** START OF Extracted data **
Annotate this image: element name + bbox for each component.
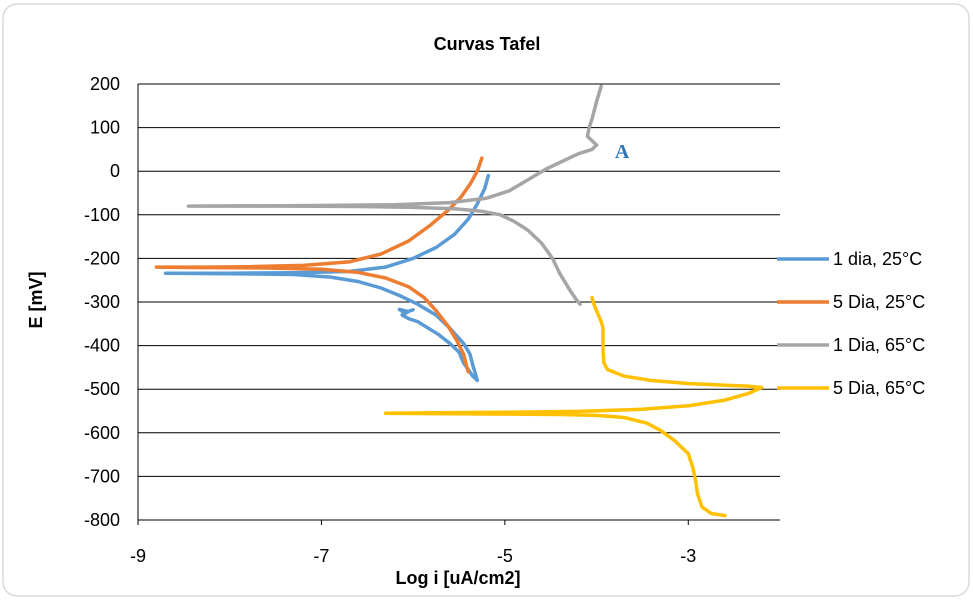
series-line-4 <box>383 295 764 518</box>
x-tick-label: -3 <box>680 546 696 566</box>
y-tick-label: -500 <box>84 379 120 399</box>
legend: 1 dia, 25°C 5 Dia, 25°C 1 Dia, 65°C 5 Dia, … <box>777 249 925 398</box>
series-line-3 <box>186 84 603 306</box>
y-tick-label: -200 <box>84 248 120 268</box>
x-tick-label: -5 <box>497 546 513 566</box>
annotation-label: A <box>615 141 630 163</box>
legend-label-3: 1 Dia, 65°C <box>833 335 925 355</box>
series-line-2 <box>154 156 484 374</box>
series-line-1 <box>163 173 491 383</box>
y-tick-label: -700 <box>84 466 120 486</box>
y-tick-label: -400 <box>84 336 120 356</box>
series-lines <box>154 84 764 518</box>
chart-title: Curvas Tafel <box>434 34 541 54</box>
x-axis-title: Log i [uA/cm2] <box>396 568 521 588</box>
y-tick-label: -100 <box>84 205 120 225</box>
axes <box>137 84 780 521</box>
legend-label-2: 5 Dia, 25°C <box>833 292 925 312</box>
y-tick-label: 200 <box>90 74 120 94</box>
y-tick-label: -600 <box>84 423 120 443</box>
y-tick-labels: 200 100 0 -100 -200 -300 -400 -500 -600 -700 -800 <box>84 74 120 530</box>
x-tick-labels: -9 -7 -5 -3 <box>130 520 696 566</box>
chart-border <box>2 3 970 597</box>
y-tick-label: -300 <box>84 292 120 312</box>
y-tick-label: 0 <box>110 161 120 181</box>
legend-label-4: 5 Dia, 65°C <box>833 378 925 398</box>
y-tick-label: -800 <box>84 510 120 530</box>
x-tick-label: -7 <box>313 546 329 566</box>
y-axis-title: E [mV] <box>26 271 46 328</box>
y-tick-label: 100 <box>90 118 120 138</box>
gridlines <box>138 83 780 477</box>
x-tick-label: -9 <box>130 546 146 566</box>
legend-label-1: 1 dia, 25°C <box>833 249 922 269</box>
** END OF Extracted data **
** START OF Extracted data **
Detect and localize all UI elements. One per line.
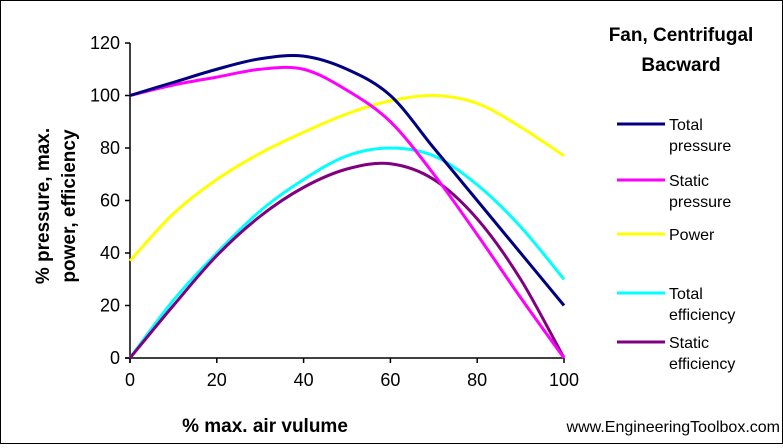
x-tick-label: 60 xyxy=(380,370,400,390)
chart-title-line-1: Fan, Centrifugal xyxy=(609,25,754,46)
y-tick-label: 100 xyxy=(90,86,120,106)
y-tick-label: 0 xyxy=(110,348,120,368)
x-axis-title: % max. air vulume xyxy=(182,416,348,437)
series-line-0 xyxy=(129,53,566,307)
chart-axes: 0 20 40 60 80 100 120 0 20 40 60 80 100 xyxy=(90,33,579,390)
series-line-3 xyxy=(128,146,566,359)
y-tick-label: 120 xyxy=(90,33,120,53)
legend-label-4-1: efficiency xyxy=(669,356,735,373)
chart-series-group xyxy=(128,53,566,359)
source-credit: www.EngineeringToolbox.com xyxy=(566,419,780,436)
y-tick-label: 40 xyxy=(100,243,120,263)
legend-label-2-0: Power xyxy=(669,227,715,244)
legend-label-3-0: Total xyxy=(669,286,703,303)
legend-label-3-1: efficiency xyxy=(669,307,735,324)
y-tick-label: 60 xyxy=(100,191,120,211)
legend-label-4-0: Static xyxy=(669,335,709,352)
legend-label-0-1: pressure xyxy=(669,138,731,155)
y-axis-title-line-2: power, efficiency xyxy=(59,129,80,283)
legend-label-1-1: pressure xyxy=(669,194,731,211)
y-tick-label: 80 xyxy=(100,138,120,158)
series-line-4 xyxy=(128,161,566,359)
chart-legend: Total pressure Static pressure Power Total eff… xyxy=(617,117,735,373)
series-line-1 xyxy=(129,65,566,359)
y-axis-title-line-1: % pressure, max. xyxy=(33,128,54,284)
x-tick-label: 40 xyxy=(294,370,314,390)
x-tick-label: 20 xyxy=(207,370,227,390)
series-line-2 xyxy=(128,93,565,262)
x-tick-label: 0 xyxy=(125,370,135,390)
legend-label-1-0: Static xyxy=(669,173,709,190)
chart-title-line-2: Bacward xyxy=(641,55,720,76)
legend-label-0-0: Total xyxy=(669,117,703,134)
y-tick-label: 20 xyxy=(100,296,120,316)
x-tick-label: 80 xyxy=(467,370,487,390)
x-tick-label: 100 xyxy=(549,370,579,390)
** END OF Extracted data **
** START OF Extracted data **
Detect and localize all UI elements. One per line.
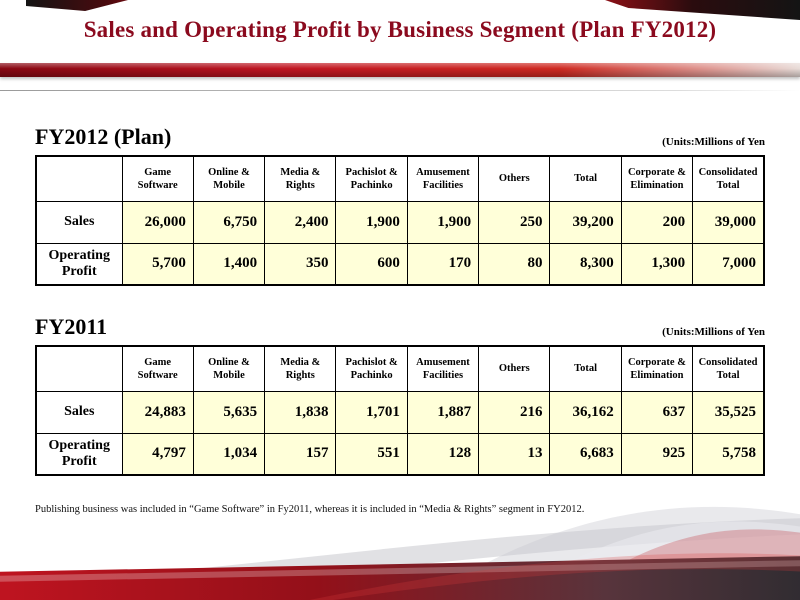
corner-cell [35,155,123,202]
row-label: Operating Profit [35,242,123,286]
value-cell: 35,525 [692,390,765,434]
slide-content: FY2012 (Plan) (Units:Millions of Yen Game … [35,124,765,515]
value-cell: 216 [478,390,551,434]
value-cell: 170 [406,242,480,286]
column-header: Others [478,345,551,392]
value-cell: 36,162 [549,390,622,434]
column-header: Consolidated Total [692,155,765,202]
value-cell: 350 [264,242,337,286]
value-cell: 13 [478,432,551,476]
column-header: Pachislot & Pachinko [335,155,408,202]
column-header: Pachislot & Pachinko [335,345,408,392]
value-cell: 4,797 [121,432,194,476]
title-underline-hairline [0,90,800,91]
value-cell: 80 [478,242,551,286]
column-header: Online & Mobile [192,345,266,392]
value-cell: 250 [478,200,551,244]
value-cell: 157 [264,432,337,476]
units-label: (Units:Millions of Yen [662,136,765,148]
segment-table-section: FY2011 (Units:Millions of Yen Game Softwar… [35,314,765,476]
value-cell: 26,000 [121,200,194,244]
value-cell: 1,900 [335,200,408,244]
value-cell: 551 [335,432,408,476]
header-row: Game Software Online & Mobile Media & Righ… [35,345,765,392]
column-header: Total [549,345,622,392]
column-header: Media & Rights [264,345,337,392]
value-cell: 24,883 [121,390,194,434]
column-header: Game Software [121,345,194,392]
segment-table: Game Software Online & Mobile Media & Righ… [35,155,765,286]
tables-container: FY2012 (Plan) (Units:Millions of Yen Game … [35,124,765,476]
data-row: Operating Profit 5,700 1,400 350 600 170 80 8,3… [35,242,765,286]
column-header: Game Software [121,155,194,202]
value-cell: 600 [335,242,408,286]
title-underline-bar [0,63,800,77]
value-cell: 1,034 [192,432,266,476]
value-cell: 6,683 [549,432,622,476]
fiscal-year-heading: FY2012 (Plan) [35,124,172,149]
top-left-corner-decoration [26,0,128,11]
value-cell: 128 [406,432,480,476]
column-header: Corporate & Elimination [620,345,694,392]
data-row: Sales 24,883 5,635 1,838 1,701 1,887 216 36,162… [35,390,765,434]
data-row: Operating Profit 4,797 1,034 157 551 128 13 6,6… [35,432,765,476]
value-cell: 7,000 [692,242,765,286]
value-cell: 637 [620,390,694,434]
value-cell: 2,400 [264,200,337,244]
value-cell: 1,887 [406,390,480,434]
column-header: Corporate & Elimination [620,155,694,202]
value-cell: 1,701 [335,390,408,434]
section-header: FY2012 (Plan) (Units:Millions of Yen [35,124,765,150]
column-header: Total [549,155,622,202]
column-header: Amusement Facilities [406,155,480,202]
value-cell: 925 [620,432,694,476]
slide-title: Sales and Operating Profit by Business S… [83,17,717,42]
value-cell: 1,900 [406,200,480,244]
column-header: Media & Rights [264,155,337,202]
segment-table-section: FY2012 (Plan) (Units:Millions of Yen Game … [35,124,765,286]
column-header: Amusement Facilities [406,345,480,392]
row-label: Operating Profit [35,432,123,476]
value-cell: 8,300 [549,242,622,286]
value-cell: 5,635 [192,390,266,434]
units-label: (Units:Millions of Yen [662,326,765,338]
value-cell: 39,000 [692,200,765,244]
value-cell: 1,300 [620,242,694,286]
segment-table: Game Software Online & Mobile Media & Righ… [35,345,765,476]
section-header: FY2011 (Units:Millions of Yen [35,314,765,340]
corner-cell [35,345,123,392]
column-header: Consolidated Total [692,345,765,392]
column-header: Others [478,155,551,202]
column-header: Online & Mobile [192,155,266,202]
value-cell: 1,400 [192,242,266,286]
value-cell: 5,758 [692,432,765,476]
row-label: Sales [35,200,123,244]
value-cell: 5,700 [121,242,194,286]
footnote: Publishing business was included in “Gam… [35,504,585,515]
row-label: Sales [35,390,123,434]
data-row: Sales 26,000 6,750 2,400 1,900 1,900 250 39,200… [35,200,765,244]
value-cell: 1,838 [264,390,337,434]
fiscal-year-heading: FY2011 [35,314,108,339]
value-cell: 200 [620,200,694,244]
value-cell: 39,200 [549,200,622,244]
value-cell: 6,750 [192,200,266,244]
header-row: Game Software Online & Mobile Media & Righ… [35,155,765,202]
** END OF Extracted data **
**Problem requirements:** Could you render the lines of material starting at the one containing "x-tick-label: 60 xyxy=(380,370,400,390)" and ending at the one containing "x-tick-label: 100 xyxy=(549,370,579,390)" as a JSON list of strings, one string per line and no blank lines?

**Written solution:**
[
  "x-tick-label: 60 xyxy=(380,370,400,390)",
  "chart-title-line-1: Fan, Centrifugal xyxy=(609,25,754,46)",
  "y-tick-label: 100 xyxy=(90,86,120,106)",
  "y-tick-label: 0 xyxy=(110,348,120,368)",
  "x-axis-title: % max. air vulume xyxy=(182,416,348,437)",
  "series-line-0 xyxy=(129,53,566,307)",
  "chart-axes: 0 20 40 60 80 100 120 0 20 40 60 80 100 xyxy=(90,33,579,390)",
  "series-line-3 xyxy=(128,146,566,359)",
  "y-tick-label: 120 xyxy=(90,33,120,53)",
  "legend-label-4-1: efficiency xyxy=(669,356,735,373)",
  "chart-series-group xyxy=(128,53,566,359)",
  "source-credit: www.EngineeringToolbox.com xyxy=(566,419,780,436)",
  "y-tick-label: 40 xyxy=(100,243,120,263)",
  "legend-label-2-0: Power xyxy=(669,227,715,244)",
  "legend-label-3-0: Total xyxy=(669,286,703,303)",
  "legend-label-3-1: efficiency xyxy=(669,307,735,324)",
  "y-tick-label: 60 xyxy=(100,191,120,211)",
  "legend-label-4-0: Static xyxy=(669,335,709,352)",
  "legend-label-0-1: pressure xyxy=(669,138,731,155)",
  "y-axis-title-line-2: power, efficiency xyxy=(59,129,80,283)",
  "legend-label-1-1: pressure xyxy=(669,194,731,211)",
  "y-tick-label: 80 xyxy=(100,138,120,158)",
  "series-line-4 xyxy=(128,161,566,359)",
  "chart-legend: Total pressure Static pressure Power Total eff… xyxy=(617,117,735,373)",
  "series-line-1 xyxy=(129,65,566,359)",
  "y-axis-title-line-1: % pressure, max. xyxy=(33,128,54,284)",
  "x-tick-label: 40 xyxy=(294,370,314,390)",
  "x-tick-label: 20 xyxy=(207,370,227,390)",
  "series-line-2 xyxy=(128,93,565,262)",
  "x-tick-label: 0 xyxy=(125,370,135,390)",
  "legend-label-1-0: Static xyxy=(669,173,709,190)",
  "chart-title-line-2: Bacward xyxy=(641,55,720,76)",
  "legend-label-0-0: Total xyxy=(669,117,703,134)",
  "y-tick-label: 20 xyxy=(100,296,120,316)",
  "x-tick-label: 80 xyxy=(467,370,487,390)",
  "x-tick-label: 100 xyxy=(549,370,579,390)"
]